Information provided →

■ ■ ■ ■ ■ ■ ■

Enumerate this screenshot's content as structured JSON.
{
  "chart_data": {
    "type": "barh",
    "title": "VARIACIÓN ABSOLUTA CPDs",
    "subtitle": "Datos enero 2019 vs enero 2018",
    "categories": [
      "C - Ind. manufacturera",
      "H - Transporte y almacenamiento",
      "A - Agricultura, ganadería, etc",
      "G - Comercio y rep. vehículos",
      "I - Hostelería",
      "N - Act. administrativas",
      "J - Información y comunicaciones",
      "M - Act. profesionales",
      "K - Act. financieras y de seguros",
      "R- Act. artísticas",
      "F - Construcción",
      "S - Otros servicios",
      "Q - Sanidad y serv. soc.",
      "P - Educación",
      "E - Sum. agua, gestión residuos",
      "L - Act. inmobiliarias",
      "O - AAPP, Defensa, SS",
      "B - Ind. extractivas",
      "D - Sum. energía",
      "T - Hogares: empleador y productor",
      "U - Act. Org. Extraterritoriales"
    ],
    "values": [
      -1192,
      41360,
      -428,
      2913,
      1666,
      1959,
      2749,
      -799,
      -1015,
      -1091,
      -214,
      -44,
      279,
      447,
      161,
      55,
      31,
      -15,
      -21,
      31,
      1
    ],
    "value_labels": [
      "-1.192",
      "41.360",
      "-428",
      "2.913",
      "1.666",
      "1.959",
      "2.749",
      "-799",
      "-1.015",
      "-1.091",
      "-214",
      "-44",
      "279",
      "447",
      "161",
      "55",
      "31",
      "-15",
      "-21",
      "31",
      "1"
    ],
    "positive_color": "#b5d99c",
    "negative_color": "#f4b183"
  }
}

■ ■ ■ ■ ■ ■ ■

Repeat every record, keeping each word and mark exactly as it is.

Response to the exercise →
Enumerate this screenshot's content as structured JSON.
{
  "chart_data": {
    "type": "barh",
    "title": "VARIACIÓN ABSOLUTA CPDs",
    "subtitle": "Datos enero 2019 vs enero 2018",
    "categories": [
      "C - Ind. manufacturera",
      "H - Transporte y almacenamiento",
      "A - Agricultura, ganadería, etc",
      "G - Comercio y rep. vehículos",
      "I - Hostelería",
      "N - Act. administrativas",
      "J - Información y comunicaciones",
      "M - Act. profesionales",
      "K - Act. financieras y de seguros",
      "R- Act. artísticas",
      "F - Construcción",
      "S - Otros servicios",
      "Q - Sanidad y serv. soc.",
      "P - Educación",
      "E - Sum. agua, gestión residuos",
      "L - Act. inmobiliarias",
      "O - AAPP, Defensa, SS",
      "B - Ind. extractivas",
      "D - Sum. energía",
      "T - Hogares: empleador y productor",
      "U - Act. Org. Extraterritoriales"
    ],
    "values": [
      -1192,
      41360,
      -428,
      2913,
      1666,
      1959,
      2749,
      -799,
      -1015,
      -1091,
      -214,
      -44,
      279,
      447,
      161,
      55,
      31,
      -15,
      -21,
      31,
      1
    ],
    "value_labels": [
      "-1.192",
      "41.360",
      "-428",
      "2.913",
      "1.666",
      "1.959",
      "2.749",
      "-799",
      "-1.015",
      "-1.091",
      "-214",
      "-44",
      "279",
      "447",
      "161",
      "55",
      "31",
      "-15",
      "-21",
      "31",
      "1"
    ],
    "positive_color": "#b5d99c",
    "negative_color": "#f4b183"
  }
}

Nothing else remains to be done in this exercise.